— START Dataset —
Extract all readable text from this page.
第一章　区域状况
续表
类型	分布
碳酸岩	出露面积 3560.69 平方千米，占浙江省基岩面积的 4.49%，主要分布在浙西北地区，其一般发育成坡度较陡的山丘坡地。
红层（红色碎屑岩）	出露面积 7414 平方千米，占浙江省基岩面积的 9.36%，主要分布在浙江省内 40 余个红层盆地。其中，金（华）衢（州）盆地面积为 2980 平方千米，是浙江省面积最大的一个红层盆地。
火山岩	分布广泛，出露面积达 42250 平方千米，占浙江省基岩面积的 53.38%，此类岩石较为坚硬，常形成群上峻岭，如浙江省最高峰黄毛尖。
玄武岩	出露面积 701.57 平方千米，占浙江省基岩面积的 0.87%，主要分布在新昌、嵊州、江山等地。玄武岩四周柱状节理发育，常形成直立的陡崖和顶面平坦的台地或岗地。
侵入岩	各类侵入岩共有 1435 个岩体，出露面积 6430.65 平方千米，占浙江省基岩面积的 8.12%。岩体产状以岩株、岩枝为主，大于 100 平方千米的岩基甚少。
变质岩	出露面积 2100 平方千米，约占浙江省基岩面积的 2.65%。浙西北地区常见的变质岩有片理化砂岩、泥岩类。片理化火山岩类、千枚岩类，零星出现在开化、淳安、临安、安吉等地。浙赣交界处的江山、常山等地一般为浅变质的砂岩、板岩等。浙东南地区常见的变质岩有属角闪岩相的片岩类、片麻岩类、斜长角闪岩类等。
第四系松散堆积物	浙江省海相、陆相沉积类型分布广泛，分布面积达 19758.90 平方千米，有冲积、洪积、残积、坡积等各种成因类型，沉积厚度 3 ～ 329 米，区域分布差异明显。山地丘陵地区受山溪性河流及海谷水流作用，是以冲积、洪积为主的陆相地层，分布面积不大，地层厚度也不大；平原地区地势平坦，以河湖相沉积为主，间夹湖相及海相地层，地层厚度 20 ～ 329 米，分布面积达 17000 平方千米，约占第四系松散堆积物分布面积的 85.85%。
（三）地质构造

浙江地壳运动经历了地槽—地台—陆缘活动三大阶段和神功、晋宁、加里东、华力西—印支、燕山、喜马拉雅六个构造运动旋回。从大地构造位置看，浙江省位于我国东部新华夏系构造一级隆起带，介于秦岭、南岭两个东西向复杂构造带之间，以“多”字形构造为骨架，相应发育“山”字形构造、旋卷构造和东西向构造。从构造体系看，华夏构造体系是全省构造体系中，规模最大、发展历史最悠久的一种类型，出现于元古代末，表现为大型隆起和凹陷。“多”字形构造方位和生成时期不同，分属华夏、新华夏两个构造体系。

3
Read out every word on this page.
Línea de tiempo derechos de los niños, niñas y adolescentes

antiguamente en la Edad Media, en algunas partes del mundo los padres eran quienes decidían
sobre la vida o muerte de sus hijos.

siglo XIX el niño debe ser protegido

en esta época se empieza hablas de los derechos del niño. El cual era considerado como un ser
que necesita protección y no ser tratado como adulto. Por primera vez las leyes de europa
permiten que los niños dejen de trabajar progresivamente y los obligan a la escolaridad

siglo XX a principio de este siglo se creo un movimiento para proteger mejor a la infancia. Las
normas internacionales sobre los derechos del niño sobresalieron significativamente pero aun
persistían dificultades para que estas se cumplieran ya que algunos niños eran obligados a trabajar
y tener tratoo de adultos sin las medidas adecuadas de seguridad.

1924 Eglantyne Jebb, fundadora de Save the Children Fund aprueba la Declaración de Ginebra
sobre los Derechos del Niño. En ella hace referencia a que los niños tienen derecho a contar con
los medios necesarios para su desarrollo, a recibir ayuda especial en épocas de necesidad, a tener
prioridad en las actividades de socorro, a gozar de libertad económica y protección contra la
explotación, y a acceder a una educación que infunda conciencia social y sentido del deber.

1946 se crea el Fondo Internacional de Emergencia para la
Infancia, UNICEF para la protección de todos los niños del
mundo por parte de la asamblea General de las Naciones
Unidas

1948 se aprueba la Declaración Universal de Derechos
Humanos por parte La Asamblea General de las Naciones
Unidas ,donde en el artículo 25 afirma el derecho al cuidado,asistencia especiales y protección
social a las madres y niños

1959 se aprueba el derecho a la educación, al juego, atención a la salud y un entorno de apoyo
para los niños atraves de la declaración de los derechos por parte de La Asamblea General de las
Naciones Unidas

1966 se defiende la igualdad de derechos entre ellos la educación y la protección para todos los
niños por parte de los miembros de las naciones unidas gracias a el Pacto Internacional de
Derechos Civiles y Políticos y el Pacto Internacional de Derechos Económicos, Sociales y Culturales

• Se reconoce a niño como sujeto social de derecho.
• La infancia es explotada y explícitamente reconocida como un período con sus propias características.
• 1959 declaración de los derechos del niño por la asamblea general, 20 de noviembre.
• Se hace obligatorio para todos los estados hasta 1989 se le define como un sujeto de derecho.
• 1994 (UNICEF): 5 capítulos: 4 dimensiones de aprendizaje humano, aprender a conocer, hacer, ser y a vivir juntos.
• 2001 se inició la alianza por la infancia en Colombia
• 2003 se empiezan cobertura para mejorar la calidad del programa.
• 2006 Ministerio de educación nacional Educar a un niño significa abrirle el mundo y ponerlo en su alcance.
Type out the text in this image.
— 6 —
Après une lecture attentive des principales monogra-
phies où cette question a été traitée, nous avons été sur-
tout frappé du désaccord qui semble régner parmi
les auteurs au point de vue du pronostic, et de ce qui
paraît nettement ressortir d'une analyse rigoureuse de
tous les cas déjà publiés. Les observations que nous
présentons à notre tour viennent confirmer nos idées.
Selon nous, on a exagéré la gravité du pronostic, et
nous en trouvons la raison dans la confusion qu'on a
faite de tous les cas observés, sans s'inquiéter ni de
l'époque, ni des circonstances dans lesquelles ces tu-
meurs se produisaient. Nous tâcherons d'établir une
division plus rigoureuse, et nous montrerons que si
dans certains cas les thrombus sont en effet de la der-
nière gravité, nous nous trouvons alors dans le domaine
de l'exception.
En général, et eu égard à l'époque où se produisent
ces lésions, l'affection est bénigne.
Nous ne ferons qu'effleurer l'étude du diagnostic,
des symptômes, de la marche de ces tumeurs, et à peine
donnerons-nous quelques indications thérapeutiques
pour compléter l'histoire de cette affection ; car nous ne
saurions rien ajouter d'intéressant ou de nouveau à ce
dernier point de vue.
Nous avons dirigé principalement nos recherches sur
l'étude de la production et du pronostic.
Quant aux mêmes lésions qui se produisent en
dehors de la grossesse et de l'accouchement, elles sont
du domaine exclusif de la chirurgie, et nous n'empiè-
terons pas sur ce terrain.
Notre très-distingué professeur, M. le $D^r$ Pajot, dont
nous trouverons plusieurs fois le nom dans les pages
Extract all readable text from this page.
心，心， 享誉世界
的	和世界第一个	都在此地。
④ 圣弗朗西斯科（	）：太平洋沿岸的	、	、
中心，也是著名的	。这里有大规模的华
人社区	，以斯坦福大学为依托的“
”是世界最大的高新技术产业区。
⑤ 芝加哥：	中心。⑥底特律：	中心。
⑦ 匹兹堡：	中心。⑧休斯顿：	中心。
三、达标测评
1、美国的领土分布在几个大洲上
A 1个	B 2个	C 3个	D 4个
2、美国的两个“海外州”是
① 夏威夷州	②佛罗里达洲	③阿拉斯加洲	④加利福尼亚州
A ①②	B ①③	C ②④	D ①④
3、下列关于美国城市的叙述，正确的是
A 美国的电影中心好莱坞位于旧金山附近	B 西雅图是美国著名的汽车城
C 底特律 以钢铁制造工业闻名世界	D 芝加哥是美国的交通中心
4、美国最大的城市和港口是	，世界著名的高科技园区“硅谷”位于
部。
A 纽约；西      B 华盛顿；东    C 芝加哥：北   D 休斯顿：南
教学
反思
— END Dataset —
• What you have to do: Reproduce the complete data exactly as presented above.

• The result:
Extract all readable text from this page.
第一章　区域状况
续表
类型	分布
碳酸岩	出露面积 3560.69 平方千米，占浙江省基岩面积的 4.49%，主要分布在浙西北地区，其一般发育成坡度较陡的山丘坡地。
红层（红色碎屑岩）	出露面积 7414 平方千米，占浙江省基岩面积的 9.36%，主要分布在浙江省内 40 余个红层盆地。其中，金（华）衢（州）盆地面积为 2980 平方千米，是浙江省面积最大的一个红层盆地。
火山岩	分布广泛，出露面积达 42250 平方千米，占浙江省基岩面积的 53.38%，此类岩石较为坚硬，常形成群上峻岭，如浙江省最高峰黄毛尖。
玄武岩	出露面积 701.57 平方千米，占浙江省基岩面积的 0.87%，主要分布在新昌、嵊州、江山等地。玄武岩四周柱状节理发育，常形成直立的陡崖和顶面平坦的台地或岗地。
侵入岩	各类侵入岩共有 1435 个岩体，出露面积 6430.65 平方千米，占浙江省基岩面积的 8.12%。岩体产状以岩株、岩枝为主，大于 100 平方千米的岩基甚少。
变质岩	出露面积 2100 平方千米，约占浙江省基岩面积的 2.65%。浙西北地区常见的变质岩有片理化砂岩、泥岩类。片理化火山岩类、千枚岩类，零星出现在开化、淳安、临安、安吉等地。浙赣交界处的江山、常山等地一般为浅变质的砂岩、板岩等。浙东南地区常见的变质岩有属角闪岩相的片岩类、片麻岩类、斜长角闪岩类等。
第四系松散堆积物	浙江省海相、陆相沉积类型分布广泛，分布面积达 19758.90 平方千米，有冲积、洪积、残积、坡积等各种成因类型，沉积厚度 3 ～ 329 米，区域分布差异明显。山地丘陵地区受山溪性河流及海谷水流作用，是以冲积、洪积为主的陆相地层，分布面积不大，地层厚度也不大；平原地区地势平坦，以河湖相沉积为主，间夹湖相及海相地层，地层厚度 20 ～ 329 米，分布面积达 17000 平方千米，约占第四系松散堆积物分布面积的 85.85%。
（三）地质构造

浙江地壳运动经历了地槽—地台—陆缘活动三大阶段和神功、晋宁、加里东、华力西—印支、燕山、喜马拉雅六个构造运动旋回。从大地构造位置看，浙江省位于我国东部新华夏系构造一级隆起带，介于秦岭、南岭两个东西向复杂构造带之间，以“多”字形构造为骨架，相应发育“山”字形构造、旋卷构造和东西向构造。从构造体系看，华夏构造体系是全省构造体系中，规模最大、发展历史最悠久的一种类型，出现于元古代末，表现为大型隆起和凹陷。“多”字形构造方位和生成时期不同，分属华夏、新华夏两个构造体系。

3
Read out every word on this page.
Línea de tiempo derechos de los niños, niñas y adolescentes

antiguamente en la Edad Media, en algunas partes del mundo los padres eran quienes decidían
sobre la vida o muerte de sus hijos.

siglo XIX el niño debe ser protegido

en esta época se empieza hablas de los derechos del niño. El cual era considerado como un ser
que necesita protección y no ser tratado como adulto. Por primera vez las leyes de europa
permiten que los niños dejen de trabajar progresivamente y los obligan a la escolaridad

siglo XX a principio de este siglo se creo un movimiento para proteger mejor a la infancia. Las
normas internacionales sobre los derechos del niño sobresalieron significativamente pero aun
persistían dificultades para que estas se cumplieran ya que algunos niños eran obligados a trabajar
y tener tratoo de adultos sin las medidas adecuadas de seguridad.

1924 Eglantyne Jebb, fundadora de Save the Children Fund aprueba la Declaración de Ginebra
sobre los Derechos del Niño. En ella hace referencia a que los niños tienen derecho a contar con
los medios necesarios para su desarrollo, a recibir ayuda especial en épocas de necesidad, a tener
prioridad en las actividades de socorro, a gozar de libertad económica y protección contra la
explotación, y a acceder a una educación que infunda conciencia social y sentido del deber.

1946 se crea el Fondo Internacional de Emergencia para la
Infancia, UNICEF para la protección de todos los niños del
mundo por parte de la asamblea General de las Naciones
Unidas

1948 se aprueba la Declaración Universal de Derechos
Humanos por parte La Asamblea General de las Naciones
Unidas ,donde en el artículo 25 afirma el derecho al cuidado,asistencia especiales y protección
social a las madres y niños

1959 se aprueba el derecho a la educación, al juego, atención a la salud y un entorno de apoyo
para los niños atraves de la declaración de los derechos por parte de La Asamblea General de las
Naciones Unidas

1966 se defiende la igualdad de derechos entre ellos la educación y la protección para todos los
niños por parte de los miembros de las naciones unidas gracias a el Pacto Internacional de
Derechos Civiles y Políticos y el Pacto Internacional de Derechos Económicos, Sociales y Culturales

• Se reconoce a niño como sujeto social de derecho.
• La infancia es explotada y explícitamente reconocida como un período con sus propias características.
• 1959 declaración de los derechos del niño por la asamblea general, 20 de noviembre.
• Se hace obligatorio para todos los estados hasta 1989 se le define como un sujeto de derecho.
• 1994 (UNICEF): 5 capítulos: 4 dimensiones de aprendizaje humano, aprender a conocer, hacer, ser y a vivir juntos.
• 2001 se inició la alianza por la infancia en Colombia
• 2003 se empiezan cobertura para mejorar la calidad del programa.
• 2006 Ministerio de educación nacional Educar a un niño significa abrirle el mundo y ponerlo en su alcance.
Type out the text in this image.
— 6 —
Après une lecture attentive des principales monogra-
phies où cette question a été traitée, nous avons été sur-
tout frappé du désaccord qui semble régner parmi
les auteurs au point de vue du pronostic, et de ce qui
paraît nettement ressortir d'une analyse rigoureuse de
tous les cas déjà publiés. Les observations que nous
présentons à notre tour viennent confirmer nos idées.
Selon nous, on a exagéré la gravité du pronostic, et
nous en trouvons la raison dans la confusion qu'on a
faite de tous les cas observés, sans s'inquiéter ni de
l'époque, ni des circonstances dans lesquelles ces tu-
meurs se produisaient. Nous tâcherons d'établir une
division plus rigoureuse, et nous montrerons que si
dans certains cas les thrombus sont en effet de la der-
nière gravité, nous nous trouvons alors dans le domaine
de l'exception.
En général, et eu égard à l'époque où se produisent
ces lésions, l'affection est bénigne.
Nous ne ferons qu'effleurer l'étude du diagnostic,
des symptômes, de la marche de ces tumeurs, et à peine
donnerons-nous quelques indications thérapeutiques
pour compléter l'histoire de cette affection ; car nous ne
saurions rien ajouter d'intéressant ou de nouveau à ce
dernier point de vue.
Nous avons dirigé principalement nos recherches sur
l'étude de la production et du pronostic.
Quant aux mêmes lésions qui se produisent en
dehors de la grossesse et de l'accouchement, elles sont
du domaine exclusif de la chirurgie, et nous n'empiè-
terons pas sur ce terrain.
Notre très-distingué professeur, M. le $D^r$ Pajot, dont
nous trouverons plusieurs fois le nom dans les pages
Extract all readable text from this page.
心，心， 享誉世界
的	和世界第一个	都在此地。
④ 圣弗朗西斯科（	）：太平洋沿岸的	、	、
中心，也是著名的	。这里有大规模的华
人社区	，以斯坦福大学为依托的“
”是世界最大的高新技术产业区。
⑤ 芝加哥：	中心。⑥底特律：	中心。
⑦ 匹兹堡：	中心。⑧休斯顿：	中心。
三、达标测评
1、美国的领土分布在几个大洲上
A 1个	B 2个	C 3个	D 4个
2、美国的两个“海外州”是
① 夏威夷州	②佛罗里达洲	③阿拉斯加洲	④加利福尼亚州
A ①②	B ①③	C ②④	D ①④
3、下列关于美国城市的叙述，正确的是
A 美国的电影中心好莱坞位于旧金山附近	B 西雅图是美国著名的汽车城
C 底特律 以钢铁制造工业闻名世界	D 芝加哥是美国的交通中心
4、美国最大的城市和港口是	，世界著名的高科技园区“硅谷”位于
部。
A 纽约；西      B 华盛顿；东    C 芝加哥：北   D 休斯顿：南
教学
反思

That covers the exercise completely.